■ GIVEN REQUEST
Find and copy every line in the records that includes the string "Support".

[Dataset entries on figures]

+ + + + +

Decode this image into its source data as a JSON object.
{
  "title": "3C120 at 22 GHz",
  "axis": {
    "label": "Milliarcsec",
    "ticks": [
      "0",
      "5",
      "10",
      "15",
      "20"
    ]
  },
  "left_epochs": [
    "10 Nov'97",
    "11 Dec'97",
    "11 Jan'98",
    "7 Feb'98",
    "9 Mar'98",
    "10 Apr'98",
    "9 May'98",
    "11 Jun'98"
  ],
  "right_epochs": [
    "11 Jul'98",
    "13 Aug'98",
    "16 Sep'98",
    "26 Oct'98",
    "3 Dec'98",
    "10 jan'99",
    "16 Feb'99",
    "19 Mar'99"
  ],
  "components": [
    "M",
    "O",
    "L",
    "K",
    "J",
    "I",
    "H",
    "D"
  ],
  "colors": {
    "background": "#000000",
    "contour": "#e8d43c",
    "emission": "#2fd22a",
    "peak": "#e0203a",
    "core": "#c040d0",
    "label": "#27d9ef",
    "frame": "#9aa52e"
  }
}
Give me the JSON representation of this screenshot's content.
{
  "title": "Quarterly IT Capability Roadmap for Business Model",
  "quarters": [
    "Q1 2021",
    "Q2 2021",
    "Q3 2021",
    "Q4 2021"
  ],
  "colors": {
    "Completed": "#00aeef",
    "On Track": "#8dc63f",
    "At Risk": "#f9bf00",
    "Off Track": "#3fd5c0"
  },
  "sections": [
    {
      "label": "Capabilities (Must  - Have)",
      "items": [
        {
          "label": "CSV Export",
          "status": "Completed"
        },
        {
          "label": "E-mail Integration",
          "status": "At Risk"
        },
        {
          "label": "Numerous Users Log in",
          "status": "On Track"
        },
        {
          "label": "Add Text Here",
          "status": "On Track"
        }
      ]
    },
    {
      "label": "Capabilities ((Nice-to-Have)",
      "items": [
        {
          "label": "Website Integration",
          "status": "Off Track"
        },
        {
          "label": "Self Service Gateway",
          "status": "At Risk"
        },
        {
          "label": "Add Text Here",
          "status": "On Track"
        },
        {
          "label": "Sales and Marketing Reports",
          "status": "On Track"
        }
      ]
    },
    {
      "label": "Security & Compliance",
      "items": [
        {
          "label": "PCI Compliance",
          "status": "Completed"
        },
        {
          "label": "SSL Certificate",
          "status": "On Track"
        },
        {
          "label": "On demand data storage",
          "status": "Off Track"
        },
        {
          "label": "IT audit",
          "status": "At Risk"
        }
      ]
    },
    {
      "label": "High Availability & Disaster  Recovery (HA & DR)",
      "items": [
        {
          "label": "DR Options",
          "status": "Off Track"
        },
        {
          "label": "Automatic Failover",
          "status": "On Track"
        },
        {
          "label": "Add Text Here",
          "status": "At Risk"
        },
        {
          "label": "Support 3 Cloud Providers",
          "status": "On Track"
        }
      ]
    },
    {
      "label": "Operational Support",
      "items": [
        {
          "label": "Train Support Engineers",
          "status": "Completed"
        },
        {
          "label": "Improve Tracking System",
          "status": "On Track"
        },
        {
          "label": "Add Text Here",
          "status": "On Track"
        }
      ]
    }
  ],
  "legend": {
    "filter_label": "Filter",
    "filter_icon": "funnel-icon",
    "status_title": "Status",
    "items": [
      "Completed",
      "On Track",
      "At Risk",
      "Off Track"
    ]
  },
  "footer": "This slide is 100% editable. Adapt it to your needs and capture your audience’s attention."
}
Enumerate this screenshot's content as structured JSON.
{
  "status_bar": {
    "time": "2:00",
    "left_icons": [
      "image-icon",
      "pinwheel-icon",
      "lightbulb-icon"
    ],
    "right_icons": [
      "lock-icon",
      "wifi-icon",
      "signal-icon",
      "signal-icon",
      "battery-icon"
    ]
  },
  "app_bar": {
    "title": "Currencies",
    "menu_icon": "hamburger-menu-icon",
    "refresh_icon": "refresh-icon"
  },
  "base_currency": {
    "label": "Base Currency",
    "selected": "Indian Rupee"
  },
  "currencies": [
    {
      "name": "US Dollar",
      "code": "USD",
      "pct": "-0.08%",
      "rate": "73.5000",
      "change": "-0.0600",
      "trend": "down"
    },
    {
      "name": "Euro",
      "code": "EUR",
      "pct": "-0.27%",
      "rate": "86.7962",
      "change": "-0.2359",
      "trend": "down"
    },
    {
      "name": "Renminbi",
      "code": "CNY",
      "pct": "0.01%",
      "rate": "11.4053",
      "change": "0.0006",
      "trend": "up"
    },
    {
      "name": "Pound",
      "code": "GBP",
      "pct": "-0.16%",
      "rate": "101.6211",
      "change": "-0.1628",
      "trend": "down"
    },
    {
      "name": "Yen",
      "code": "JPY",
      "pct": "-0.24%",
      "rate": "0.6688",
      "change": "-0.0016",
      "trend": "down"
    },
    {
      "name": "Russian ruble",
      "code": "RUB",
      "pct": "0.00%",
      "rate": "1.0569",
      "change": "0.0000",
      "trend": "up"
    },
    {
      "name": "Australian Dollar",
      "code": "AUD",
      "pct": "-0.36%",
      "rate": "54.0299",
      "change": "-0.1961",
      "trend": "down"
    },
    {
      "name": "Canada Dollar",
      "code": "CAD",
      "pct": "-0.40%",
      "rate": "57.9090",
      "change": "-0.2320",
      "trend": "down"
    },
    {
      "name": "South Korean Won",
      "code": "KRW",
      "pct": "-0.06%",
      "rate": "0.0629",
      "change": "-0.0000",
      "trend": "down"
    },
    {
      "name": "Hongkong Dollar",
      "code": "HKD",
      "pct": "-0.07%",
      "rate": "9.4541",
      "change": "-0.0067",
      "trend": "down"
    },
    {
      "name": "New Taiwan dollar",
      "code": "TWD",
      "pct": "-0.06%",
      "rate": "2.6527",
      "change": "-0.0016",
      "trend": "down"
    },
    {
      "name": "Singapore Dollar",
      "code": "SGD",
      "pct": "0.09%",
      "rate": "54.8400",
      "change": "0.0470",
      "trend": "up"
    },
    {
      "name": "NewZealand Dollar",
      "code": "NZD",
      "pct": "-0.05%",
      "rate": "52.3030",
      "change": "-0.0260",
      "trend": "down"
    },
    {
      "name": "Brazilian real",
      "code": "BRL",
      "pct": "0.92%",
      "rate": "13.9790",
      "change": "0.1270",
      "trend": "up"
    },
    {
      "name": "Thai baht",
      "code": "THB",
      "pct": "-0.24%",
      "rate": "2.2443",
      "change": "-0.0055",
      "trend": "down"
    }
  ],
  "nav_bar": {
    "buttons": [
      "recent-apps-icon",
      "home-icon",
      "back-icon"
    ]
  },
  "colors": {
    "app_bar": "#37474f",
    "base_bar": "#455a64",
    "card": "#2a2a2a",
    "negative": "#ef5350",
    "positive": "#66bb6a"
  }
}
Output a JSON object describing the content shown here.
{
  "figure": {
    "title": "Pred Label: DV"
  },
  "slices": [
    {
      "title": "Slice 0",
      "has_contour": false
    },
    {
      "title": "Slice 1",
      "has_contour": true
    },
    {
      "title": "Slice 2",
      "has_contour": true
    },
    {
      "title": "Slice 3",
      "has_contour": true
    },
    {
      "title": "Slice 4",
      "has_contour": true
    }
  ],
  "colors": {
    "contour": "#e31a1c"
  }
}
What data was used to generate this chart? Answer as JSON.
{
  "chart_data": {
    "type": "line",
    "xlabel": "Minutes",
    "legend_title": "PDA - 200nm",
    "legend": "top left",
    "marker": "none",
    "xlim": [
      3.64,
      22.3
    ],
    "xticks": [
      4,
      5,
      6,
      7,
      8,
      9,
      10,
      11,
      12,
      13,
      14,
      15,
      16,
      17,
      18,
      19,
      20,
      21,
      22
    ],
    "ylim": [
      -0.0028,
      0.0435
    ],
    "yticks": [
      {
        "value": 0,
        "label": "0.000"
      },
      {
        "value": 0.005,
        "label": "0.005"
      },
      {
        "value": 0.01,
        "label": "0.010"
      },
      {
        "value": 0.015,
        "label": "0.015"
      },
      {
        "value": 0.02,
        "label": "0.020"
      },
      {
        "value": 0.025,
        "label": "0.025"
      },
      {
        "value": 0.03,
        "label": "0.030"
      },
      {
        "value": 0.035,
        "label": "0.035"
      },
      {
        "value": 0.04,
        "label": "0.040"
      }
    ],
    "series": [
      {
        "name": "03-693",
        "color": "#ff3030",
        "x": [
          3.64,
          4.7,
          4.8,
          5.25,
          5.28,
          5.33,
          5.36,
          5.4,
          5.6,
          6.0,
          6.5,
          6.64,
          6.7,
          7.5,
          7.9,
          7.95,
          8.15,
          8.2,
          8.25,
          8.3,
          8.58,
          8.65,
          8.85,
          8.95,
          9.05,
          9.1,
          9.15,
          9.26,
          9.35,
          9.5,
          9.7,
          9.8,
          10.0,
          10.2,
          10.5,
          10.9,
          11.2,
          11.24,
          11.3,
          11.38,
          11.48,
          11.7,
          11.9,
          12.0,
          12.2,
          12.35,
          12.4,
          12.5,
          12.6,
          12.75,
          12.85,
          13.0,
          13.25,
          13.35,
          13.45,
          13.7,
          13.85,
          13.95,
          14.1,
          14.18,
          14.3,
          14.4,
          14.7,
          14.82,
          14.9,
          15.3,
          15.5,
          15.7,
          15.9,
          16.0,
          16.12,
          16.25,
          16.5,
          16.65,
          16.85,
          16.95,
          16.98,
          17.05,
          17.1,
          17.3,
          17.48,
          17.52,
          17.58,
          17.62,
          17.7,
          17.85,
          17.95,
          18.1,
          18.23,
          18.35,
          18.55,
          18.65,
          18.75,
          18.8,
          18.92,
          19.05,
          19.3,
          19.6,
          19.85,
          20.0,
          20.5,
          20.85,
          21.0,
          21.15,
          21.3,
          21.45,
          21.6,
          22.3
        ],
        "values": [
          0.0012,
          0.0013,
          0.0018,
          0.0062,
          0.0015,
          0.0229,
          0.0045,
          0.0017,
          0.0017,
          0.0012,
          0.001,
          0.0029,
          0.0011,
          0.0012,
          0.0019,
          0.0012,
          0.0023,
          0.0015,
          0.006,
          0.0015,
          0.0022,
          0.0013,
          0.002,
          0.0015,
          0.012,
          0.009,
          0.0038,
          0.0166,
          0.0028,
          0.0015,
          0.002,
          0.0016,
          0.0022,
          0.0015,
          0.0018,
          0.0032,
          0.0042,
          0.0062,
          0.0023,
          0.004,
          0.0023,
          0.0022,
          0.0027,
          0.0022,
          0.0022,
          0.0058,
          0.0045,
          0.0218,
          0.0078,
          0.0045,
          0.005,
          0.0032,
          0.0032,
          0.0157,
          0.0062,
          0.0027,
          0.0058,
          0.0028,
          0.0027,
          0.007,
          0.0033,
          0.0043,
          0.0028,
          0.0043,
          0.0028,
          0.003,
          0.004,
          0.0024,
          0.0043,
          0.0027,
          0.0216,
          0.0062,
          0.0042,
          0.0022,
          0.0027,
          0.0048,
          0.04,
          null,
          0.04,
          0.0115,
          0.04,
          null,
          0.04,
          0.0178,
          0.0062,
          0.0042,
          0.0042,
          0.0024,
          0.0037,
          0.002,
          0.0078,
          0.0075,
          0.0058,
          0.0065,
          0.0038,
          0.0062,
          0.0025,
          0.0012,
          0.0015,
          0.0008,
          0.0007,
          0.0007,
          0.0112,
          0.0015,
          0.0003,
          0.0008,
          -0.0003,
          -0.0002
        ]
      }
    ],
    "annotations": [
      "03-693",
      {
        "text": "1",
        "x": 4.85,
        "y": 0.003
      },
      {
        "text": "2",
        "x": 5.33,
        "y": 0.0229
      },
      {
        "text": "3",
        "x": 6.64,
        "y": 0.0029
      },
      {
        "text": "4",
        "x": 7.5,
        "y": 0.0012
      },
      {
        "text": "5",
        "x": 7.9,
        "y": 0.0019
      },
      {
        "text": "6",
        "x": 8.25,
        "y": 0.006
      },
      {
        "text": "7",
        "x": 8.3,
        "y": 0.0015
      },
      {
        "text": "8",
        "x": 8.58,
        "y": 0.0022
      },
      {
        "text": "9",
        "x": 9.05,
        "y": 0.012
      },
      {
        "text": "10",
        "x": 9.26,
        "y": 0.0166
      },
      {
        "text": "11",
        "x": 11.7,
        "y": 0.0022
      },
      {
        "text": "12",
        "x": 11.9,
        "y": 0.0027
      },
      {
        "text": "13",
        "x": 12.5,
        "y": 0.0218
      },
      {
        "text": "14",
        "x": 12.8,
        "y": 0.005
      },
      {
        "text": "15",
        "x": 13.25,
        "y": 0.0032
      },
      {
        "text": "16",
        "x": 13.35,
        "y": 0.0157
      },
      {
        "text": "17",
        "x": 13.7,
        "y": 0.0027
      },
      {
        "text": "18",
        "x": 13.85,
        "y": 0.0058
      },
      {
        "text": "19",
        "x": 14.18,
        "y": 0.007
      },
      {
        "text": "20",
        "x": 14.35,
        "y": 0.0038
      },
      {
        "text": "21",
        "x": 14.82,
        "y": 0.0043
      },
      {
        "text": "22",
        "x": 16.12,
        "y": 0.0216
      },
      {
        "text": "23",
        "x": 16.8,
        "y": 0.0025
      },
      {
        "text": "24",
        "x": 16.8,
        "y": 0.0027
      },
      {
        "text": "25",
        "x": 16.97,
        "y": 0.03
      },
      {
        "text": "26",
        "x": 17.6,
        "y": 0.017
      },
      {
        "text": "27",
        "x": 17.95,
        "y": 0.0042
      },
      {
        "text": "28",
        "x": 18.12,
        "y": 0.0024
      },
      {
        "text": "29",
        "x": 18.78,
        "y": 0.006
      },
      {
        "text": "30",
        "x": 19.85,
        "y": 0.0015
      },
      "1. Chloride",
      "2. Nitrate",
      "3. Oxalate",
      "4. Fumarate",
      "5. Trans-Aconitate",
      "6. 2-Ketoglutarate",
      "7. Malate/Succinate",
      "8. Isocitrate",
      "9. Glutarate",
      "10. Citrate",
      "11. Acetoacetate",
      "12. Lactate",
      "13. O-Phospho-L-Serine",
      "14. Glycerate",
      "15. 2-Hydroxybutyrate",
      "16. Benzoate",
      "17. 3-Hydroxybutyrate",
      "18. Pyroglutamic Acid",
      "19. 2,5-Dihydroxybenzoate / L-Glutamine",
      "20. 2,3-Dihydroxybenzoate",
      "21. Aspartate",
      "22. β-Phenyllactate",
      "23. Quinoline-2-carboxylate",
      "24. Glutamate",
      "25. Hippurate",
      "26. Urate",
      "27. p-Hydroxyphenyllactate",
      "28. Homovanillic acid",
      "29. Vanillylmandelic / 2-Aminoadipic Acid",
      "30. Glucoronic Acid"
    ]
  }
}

+ + + + +

■ TASK OUTPUT
          "label": "Support 3 Cloud Providers",
      "label": "Operational Support",
          "label": "Train Support Engineers",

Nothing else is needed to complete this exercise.